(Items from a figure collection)
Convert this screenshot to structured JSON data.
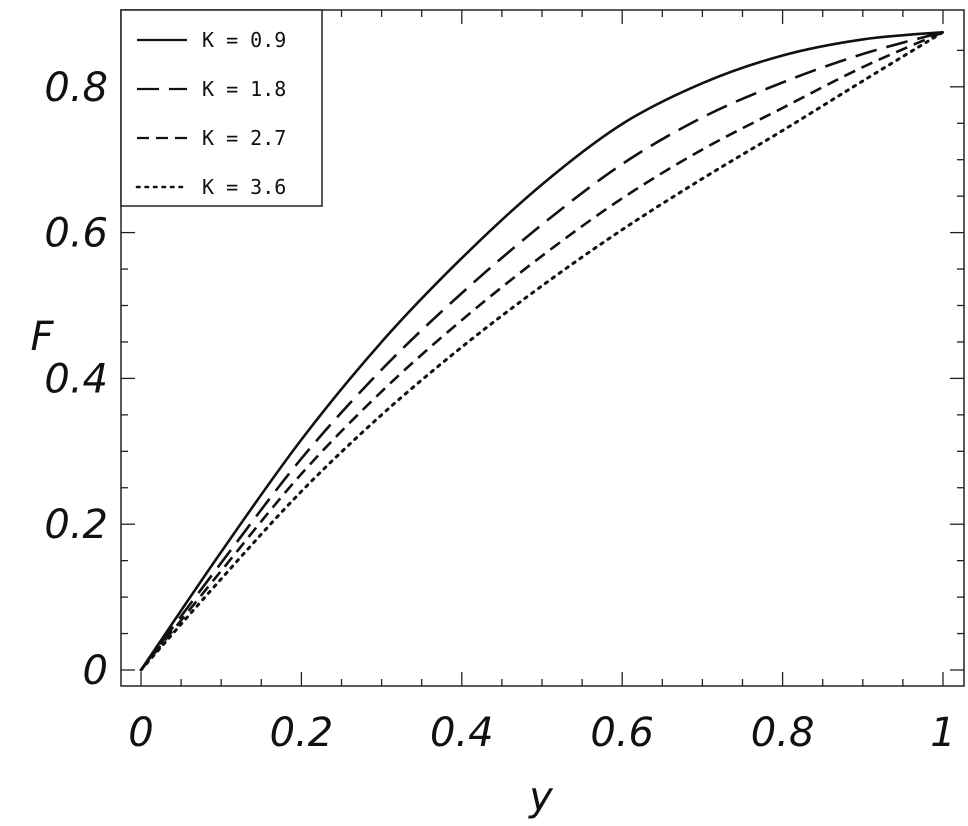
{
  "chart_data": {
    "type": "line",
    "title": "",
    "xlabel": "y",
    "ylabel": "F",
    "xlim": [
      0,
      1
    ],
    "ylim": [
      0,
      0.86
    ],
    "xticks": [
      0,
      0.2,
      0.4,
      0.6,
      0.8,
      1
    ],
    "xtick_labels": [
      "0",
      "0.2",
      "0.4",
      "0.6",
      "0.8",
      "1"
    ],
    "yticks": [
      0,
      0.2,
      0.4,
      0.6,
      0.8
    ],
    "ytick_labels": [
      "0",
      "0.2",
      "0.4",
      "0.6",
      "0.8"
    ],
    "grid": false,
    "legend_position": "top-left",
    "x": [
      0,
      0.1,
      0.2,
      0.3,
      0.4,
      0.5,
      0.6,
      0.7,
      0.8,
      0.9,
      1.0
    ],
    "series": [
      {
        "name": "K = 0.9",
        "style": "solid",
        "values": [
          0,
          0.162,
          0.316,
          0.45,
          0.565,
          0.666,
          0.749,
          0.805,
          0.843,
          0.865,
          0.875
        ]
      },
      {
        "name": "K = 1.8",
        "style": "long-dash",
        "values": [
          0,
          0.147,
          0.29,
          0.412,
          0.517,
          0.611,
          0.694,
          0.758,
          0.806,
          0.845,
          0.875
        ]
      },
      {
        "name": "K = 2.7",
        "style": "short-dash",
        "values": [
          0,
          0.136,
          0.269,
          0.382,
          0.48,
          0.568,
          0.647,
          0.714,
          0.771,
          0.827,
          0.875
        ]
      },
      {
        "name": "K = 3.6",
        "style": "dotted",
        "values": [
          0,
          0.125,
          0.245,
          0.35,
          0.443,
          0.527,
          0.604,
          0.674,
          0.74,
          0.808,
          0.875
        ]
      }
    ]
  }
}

* **Exercise details**
Of all the lines in the entries, how many contain the word "style"? Give only the number.

* **Answer in full**
4